## PAGE EXCERPT
<<<<
Execution
- 1Position the patient standing or sitting with the test arm abducted to 90°.
- 2First test resisted abduction with the shoulder in neutral rotation.
- 3Then move the arm 30° anterior into the scapular plane and internally rotates the shoulder so the thumb points toward the floor.
- 4Apply downward resistance to the distal arm while the patient attempts to hold the position.
- 5Compare pain, weakness, and ability to maintain the position with the opposite side.
Positive outcome
Pain, weakness, or inability to resist downward pressure is positive. Magee states that a positive result may indicate supraspinatus tendon or muscle tear, or suprascapular nerve involvement. Pain alone is less specific than true weakness.
Studies
| Study | Reliability | Sn | Sp | LR+ | LR− |
|---|---|---|---|---|---|
| Itoi et al. (1999) | NA | 77 | 68 | 2.41 | 0.34 |
| Park et al. (2005) | NA | 44.1 | 89.5 | 4.2 | 0.62 |
| Jain et al. (2017) | NA | 88 | 62 | 2.30 | NA |
CommentMagee presents this as the classic supraspinatus test, but the evidence depends heavily on whether pain, weakness, or either finding is counted as positive. Itoi's values favour weakness over pain, while Park's and Jain's cohorts show only modest rule-in strength. Treat it as a useful cuff screen, not a definitive supraspinatus tear test.
>>>>
## DATASET CONTENT
<<<<
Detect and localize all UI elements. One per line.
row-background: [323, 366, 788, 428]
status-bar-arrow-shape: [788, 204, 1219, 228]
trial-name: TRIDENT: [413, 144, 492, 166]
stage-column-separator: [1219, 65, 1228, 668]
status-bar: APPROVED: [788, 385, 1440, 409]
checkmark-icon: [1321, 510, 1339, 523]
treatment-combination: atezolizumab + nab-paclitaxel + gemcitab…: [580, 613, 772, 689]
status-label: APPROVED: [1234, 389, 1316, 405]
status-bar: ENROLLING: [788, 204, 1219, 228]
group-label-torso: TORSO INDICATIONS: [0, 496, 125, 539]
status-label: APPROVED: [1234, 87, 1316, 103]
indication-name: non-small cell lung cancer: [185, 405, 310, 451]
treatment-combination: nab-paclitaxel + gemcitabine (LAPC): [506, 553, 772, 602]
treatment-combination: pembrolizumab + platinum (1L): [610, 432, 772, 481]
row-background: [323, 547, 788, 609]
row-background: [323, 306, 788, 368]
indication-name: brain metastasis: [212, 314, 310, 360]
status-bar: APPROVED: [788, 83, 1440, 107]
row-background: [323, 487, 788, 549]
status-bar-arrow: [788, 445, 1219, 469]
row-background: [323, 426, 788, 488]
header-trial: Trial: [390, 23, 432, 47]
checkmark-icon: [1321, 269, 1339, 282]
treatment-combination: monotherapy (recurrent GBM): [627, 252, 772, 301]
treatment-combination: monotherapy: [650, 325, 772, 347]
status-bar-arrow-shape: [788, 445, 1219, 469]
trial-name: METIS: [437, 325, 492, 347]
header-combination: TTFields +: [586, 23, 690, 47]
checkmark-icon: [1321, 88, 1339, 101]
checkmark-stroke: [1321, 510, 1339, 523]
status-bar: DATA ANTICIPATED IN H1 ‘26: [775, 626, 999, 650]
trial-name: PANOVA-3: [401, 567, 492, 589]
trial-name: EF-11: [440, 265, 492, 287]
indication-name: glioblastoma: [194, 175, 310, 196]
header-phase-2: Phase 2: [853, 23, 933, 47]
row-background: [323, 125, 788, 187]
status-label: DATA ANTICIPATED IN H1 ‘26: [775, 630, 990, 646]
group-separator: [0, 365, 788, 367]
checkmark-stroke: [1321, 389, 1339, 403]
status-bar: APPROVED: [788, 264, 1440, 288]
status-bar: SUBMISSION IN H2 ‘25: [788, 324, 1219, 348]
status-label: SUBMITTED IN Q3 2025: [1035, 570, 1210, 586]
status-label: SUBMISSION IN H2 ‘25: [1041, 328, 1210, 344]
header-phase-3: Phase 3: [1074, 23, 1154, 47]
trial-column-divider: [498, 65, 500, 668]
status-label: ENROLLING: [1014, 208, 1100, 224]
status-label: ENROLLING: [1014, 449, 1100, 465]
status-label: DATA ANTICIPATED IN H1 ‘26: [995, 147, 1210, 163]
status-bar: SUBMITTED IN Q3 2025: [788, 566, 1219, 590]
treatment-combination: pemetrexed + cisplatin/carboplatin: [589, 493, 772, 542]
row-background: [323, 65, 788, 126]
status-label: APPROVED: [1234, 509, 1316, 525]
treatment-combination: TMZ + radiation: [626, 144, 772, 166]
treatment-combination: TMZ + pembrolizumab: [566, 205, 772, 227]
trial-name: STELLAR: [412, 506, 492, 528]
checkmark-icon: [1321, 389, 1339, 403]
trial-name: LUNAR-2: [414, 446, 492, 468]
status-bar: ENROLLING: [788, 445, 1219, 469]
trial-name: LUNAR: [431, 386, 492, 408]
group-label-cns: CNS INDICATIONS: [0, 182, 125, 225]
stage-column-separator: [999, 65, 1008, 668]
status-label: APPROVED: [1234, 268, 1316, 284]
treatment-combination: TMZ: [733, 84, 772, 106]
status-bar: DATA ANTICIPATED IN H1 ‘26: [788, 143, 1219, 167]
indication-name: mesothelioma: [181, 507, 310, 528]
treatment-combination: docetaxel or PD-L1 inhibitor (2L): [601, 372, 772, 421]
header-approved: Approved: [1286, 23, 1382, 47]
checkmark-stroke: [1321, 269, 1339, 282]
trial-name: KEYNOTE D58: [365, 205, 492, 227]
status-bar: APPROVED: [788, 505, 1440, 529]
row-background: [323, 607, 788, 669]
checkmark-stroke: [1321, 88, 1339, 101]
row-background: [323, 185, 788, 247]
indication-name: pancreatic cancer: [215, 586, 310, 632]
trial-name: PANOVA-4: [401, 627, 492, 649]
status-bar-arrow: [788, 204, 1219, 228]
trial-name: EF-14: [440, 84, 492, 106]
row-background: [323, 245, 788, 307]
>>>>
## WORK INSTRUCTIONS
• 1. Copy the supraspinatus test page above between "- 3Then move" and "hold the position.", inclusive.
• 2. According to the supraspinatus test page above, what is less specific than true weakness?

## ANSWERS GIVEN
• 1.
- 3Then move the arm 30° anterior into the scapular plane and internally rotates the shoulder so the thumb points toward the floor.
- 4Apply downward resistance to the distal arm while the patient attempts to hold the position.

• 2. Pain alone.